Instructions for the task => Look for the string "timerActive" in the lines and copy each line that has it.

(Stored data)
= = =
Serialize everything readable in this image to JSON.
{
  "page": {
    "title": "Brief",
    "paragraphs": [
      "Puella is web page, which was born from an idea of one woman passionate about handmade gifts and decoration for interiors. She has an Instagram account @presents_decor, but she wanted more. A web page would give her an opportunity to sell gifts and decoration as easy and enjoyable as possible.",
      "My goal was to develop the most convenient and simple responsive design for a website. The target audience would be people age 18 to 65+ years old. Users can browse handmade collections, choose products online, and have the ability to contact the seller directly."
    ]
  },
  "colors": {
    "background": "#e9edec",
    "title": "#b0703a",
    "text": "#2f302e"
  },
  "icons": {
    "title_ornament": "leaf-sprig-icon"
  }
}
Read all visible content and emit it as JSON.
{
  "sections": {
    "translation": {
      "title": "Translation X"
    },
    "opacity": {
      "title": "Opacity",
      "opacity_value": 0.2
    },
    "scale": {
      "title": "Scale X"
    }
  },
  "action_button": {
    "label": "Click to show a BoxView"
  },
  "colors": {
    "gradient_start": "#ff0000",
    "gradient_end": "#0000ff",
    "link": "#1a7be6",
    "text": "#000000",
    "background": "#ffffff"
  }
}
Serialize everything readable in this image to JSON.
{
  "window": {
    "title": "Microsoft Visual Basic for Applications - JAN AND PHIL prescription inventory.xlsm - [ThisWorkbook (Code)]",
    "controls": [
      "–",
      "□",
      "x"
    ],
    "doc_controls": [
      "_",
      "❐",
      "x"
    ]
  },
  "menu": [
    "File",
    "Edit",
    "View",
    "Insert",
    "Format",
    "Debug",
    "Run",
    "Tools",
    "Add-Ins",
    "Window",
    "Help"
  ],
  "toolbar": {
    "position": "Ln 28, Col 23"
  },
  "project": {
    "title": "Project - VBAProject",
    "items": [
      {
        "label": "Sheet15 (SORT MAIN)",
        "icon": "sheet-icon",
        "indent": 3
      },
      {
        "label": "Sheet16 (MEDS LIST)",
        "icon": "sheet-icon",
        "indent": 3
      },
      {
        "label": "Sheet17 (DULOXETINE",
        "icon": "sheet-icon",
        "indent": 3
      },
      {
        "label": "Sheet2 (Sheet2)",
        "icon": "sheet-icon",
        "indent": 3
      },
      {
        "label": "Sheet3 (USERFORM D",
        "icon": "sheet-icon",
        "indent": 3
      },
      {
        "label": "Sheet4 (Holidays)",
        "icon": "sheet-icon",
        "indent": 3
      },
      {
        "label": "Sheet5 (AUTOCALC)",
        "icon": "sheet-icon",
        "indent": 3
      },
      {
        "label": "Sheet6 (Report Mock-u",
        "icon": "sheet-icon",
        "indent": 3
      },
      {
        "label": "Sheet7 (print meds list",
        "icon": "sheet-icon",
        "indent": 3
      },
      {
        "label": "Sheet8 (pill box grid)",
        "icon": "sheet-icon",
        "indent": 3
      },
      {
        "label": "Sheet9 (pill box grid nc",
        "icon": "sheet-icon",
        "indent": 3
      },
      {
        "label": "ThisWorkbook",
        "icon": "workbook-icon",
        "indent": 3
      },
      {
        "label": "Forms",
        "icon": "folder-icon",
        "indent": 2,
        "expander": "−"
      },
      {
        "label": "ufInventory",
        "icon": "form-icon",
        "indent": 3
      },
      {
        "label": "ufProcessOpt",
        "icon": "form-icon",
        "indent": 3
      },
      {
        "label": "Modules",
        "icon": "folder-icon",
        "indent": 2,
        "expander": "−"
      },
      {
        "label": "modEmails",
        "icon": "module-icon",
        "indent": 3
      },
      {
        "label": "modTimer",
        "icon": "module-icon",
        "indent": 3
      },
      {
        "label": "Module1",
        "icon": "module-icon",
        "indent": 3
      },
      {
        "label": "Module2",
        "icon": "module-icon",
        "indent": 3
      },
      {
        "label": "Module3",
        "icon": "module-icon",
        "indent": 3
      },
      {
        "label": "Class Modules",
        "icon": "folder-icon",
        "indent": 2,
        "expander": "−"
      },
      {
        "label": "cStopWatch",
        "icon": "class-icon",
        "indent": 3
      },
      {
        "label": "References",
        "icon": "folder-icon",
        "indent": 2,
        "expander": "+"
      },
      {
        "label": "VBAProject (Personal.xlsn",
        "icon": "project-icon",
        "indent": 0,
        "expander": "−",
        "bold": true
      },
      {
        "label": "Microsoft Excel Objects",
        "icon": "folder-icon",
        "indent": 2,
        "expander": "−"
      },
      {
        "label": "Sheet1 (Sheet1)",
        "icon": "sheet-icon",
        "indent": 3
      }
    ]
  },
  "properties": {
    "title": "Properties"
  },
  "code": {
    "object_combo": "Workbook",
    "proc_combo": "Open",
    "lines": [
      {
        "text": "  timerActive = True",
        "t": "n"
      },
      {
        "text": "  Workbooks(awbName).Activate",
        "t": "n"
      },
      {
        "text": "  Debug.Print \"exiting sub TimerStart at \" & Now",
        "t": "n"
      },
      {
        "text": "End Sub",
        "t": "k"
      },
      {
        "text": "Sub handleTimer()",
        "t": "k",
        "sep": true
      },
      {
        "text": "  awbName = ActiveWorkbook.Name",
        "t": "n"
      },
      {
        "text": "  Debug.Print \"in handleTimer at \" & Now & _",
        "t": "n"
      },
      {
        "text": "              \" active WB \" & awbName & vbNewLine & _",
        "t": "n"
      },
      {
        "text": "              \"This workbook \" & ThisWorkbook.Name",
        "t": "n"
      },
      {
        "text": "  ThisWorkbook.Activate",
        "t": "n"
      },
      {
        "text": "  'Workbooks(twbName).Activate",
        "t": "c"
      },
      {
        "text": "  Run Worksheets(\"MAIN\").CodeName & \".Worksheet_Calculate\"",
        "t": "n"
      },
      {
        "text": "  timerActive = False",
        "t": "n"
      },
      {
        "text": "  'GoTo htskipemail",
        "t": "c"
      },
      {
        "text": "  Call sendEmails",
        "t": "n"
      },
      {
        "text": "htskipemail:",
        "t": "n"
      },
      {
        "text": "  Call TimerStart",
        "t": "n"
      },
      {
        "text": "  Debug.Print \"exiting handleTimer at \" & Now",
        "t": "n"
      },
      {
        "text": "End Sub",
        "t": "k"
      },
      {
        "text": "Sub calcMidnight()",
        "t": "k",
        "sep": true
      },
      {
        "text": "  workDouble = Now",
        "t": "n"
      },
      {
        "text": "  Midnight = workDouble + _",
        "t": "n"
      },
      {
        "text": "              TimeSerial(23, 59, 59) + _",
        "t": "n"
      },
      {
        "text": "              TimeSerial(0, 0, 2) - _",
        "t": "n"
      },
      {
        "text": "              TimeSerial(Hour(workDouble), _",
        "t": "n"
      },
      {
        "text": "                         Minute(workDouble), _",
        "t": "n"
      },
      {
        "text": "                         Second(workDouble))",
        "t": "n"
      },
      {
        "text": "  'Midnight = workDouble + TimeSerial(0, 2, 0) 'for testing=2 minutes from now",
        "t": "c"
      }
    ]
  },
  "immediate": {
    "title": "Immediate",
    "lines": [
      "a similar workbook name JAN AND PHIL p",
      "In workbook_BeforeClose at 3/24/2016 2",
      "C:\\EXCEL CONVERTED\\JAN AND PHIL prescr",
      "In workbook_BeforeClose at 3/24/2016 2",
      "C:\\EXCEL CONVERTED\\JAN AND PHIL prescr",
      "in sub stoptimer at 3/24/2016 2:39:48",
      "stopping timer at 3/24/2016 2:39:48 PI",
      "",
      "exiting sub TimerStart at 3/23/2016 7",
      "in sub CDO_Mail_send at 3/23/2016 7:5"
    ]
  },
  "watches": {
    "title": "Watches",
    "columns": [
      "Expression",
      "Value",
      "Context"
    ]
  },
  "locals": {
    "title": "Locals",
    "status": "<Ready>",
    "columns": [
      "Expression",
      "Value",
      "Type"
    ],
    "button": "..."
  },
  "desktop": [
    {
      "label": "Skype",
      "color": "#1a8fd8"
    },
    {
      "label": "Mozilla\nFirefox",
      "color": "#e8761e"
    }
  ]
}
= = =
Result =>
        "text": "  timerActive = True",
        "text": "  timerActive = False",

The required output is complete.